EXERCISE MATERIAL:
______________________________
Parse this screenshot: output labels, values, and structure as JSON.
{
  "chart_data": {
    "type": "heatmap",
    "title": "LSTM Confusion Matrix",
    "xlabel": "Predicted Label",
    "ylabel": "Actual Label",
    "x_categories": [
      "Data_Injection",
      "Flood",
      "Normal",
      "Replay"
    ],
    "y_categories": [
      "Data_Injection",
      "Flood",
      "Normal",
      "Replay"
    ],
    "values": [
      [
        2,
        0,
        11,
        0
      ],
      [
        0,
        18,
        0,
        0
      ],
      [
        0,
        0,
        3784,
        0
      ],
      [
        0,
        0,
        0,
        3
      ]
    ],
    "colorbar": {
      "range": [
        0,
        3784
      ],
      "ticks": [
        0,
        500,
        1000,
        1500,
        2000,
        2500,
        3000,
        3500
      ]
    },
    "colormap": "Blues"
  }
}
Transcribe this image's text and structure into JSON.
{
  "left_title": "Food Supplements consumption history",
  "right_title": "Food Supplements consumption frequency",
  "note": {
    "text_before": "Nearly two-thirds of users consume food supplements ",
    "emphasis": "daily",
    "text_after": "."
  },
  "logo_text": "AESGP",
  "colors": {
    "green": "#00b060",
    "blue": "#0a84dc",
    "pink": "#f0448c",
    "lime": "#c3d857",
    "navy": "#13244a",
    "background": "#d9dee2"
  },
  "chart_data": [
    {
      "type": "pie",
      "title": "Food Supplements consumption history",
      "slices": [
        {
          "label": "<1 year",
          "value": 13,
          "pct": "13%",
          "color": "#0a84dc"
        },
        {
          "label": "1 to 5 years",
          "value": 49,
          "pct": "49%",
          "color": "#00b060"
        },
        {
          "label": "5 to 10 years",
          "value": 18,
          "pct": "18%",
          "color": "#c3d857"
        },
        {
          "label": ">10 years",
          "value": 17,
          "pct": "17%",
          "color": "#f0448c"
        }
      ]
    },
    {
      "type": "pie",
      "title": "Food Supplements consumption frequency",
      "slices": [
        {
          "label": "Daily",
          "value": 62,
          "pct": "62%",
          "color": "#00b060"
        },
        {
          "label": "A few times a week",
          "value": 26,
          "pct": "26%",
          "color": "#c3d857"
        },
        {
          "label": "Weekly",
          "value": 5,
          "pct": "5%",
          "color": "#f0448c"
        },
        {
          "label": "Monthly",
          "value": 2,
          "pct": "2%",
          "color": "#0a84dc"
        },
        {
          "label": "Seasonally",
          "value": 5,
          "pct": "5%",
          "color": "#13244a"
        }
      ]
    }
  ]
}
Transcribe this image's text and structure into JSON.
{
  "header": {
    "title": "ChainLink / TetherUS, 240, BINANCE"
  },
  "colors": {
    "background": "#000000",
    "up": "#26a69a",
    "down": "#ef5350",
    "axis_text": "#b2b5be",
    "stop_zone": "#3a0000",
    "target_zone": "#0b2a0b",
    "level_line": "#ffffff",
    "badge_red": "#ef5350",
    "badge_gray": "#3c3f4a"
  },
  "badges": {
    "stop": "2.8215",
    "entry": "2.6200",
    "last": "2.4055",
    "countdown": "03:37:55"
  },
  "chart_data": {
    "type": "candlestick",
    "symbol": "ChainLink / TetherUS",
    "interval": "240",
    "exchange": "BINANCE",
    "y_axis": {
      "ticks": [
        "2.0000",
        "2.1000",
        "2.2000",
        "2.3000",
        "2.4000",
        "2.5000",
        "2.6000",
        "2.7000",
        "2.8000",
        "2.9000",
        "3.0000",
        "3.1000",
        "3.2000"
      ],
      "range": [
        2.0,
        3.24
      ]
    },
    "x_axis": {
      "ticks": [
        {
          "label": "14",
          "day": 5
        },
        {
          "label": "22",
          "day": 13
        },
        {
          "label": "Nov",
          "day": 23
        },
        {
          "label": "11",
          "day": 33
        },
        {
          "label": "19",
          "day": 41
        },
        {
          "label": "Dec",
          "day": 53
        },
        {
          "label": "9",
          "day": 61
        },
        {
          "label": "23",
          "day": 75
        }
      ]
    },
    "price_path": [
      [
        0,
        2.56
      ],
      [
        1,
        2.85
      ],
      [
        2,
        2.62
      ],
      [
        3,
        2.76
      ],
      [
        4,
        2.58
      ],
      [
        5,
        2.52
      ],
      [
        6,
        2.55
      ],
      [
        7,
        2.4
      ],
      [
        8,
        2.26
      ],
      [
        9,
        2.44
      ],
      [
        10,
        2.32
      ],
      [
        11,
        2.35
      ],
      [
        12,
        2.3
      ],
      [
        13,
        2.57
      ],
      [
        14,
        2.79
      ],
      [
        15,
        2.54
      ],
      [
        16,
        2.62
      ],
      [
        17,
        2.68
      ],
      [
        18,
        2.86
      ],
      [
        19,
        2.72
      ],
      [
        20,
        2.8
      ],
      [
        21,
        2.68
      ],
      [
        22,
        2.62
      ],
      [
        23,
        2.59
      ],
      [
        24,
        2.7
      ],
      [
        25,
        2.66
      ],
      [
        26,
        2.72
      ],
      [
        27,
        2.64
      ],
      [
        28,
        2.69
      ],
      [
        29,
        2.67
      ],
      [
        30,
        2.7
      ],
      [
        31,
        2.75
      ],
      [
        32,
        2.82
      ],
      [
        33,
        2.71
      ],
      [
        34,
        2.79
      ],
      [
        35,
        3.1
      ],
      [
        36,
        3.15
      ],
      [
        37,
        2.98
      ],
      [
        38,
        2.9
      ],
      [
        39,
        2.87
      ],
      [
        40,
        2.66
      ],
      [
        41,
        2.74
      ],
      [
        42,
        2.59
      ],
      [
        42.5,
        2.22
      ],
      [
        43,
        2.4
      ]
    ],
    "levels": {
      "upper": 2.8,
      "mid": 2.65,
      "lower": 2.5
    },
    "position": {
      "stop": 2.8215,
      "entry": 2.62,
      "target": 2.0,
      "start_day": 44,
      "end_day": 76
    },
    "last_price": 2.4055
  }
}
______________________________
EXERCISE DESCRIPTION:
Word for word, write out the data.

REPLY TO THE TASK:
Parse this screenshot: output labels, values, and structure as JSON.
{
  "chart_data": {
    "type": "heatmap",
    "title": "LSTM Confusion Matrix",
    "xlabel": "Predicted Label",
    "ylabel": "Actual Label",
    "x_categories": [
      "Data_Injection",
      "Flood",
      "Normal",
      "Replay"
    ],
    "y_categories": [
      "Data_Injection",
      "Flood",
      "Normal",
      "Replay"
    ],
    "values": [
      [
        2,
        0,
        11,
        0
      ],
      [
        0,
        18,
        0,
        0
      ],
      [
        0,
        0,
        3784,
        0
      ],
      [
        0,
        0,
        0,
        3
      ]
    ],
    "colorbar": {
      "range": [
        0,
        3784
      ],
      "ticks": [
        0,
        500,
        1000,
        1500,
        2000,
        2500,
        3000,
        3500
      ]
    },
    "colormap": "Blues"
  }
}
Transcribe this image's text and structure into JSON.
{
  "left_title": "Food Supplements consumption history",
  "right_title": "Food Supplements consumption frequency",
  "note": {
    "text_before": "Nearly two-thirds of users consume food supplements ",
    "emphasis": "daily",
    "text_after": "."
  },
  "logo_text": "AESGP",
  "colors": {
    "green": "#00b060",
    "blue": "#0a84dc",
    "pink": "#f0448c",
    "lime": "#c3d857",
    "navy": "#13244a",
    "background": "#d9dee2"
  },
  "chart_data": [
    {
      "type": "pie",
      "title": "Food Supplements consumption history",
      "slices": [
        {
          "label": "<1 year",
          "value": 13,
          "pct": "13%",
          "color": "#0a84dc"
        },
        {
          "label": "1 to 5 years",
          "value": 49,
          "pct": "49%",
          "color": "#00b060"
        },
        {
          "label": "5 to 10 years",
          "value": 18,
          "pct": "18%",
          "color": "#c3d857"
        },
        {
          "label": ">10 years",
          "value": 17,
          "pct": "17%",
          "color": "#f0448c"
        }
      ]
    },
    {
      "type": "pie",
      "title": "Food Supplements consumption frequency",
      "slices": [
        {
          "label": "Daily",
          "value": 62,
          "pct": "62%",
          "color": "#00b060"
        },
        {
          "label": "A few times a week",
          "value": 26,
          "pct": "26%",
          "color": "#c3d857"
        },
        {
          "label": "Weekly",
          "value": 5,
          "pct": "5%",
          "color": "#f0448c"
        },
        {
          "label": "Monthly",
          "value": 2,
          "pct": "2%",
          "color": "#0a84dc"
        },
        {
          "label": "Seasonally",
          "value": 5,
          "pct": "5%",
          "color": "#13244a"
        }
      ]
    }
  ]
}
Transcribe this image's text and structure into JSON.
{
  "header": {
    "title": "ChainLink / TetherUS, 240, BINANCE"
  },
  "colors": {
    "background": "#000000",
    "up": "#26a69a",
    "down": "#ef5350",
    "axis_text": "#b2b5be",
    "stop_zone": "#3a0000",
    "target_zone": "#0b2a0b",
    "level_line": "#ffffff",
    "badge_red": "#ef5350",
    "badge_gray": "#3c3f4a"
  },
  "badges": {
    "stop": "2.8215",
    "entry": "2.6200",
    "last": "2.4055",
    "countdown": "03:37:55"
  },
  "chart_data": {
    "type": "candlestick",
    "symbol": "ChainLink / TetherUS",
    "interval": "240",
    "exchange": "BINANCE",
    "y_axis": {
      "ticks": [
        "2.0000",
        "2.1000",
        "2.2000",
        "2.3000",
        "2.4000",
        "2.5000",
        "2.6000",
        "2.7000",
        "2.8000",
        "2.9000",
        "3.0000",
        "3.1000",
        "3.2000"
      ],
      "range": [
        2.0,
        3.24
      ]
    },
    "x_axis": {
      "ticks": [
        {
          "label": "14",
          "day": 5
        },
        {
          "label": "22",
          "day": 13
        },
        {
          "label": "Nov",
          "day": 23
        },
        {
          "label": "11",
          "day": 33
        },
        {
          "label": "19",
          "day": 41
        },
        {
          "label": "Dec",
          "day": 53
        },
        {
          "label": "9",
          "day": 61
        },
        {
          "label": "23",
          "day": 75
        }
      ]
    },
    "price_path": [
      [
        0,
        2.56
      ],
      [
        1,
        2.85
      ],
      [
        2,
        2.62
      ],
      [
        3,
        2.76
      ],
      [
        4,
        2.58
      ],
      [
        5,
        2.52
      ],
      [
        6,
        2.55
      ],
      [
        7,
        2.4
      ],
      [
        8,
        2.26
      ],
      [
        9,
        2.44
      ],
      [
        10,
        2.32
      ],
      [
        11,
        2.35
      ],
      [
        12,
        2.3
      ],
      [
        13,
        2.57
      ],
      [
        14,
        2.79
      ],
      [
        15,
        2.54
      ],
      [
        16,
        2.62
      ],
      [
        17,
        2.68
      ],
      [
        18,
        2.86
      ],
      [
        19,
        2.72
      ],
      [
        20,
        2.8
      ],
      [
        21,
        2.68
      ],
      [
        22,
        2.62
      ],
      [
        23,
        2.59
      ],
      [
        24,
        2.7
      ],
      [
        25,
        2.66
      ],
      [
        26,
        2.72
      ],
      [
        27,
        2.64
      ],
      [
        28,
        2.69
      ],
      [
        29,
        2.67
      ],
      [
        30,
        2.7
      ],
      [
        31,
        2.75
      ],
      [
        32,
        2.82
      ],
      [
        33,
        2.71
      ],
      [
        34,
        2.79
      ],
      [
        35,
        3.1
      ],
      [
        36,
        3.15
      ],
      [
        37,
        2.98
      ],
      [
        38,
        2.9
      ],
      [
        39,
        2.87
      ],
      [
        40,
        2.66
      ],
      [
        41,
        2.74
      ],
      [
        42,
        2.59
      ],
      [
        42.5,
        2.22
      ],
      [
        43,
        2.4
      ]
    ],
    "levels": {
      "upper": 2.8,
      "mid": 2.65,
      "lower": 2.5
    },
    "position": {
      "stop": 2.8215,
      "entry": 2.62,
      "target": 2.0,
      "start_day": 44,
      "end_day": 76
    },
    "last_price": 2.4055
  }
}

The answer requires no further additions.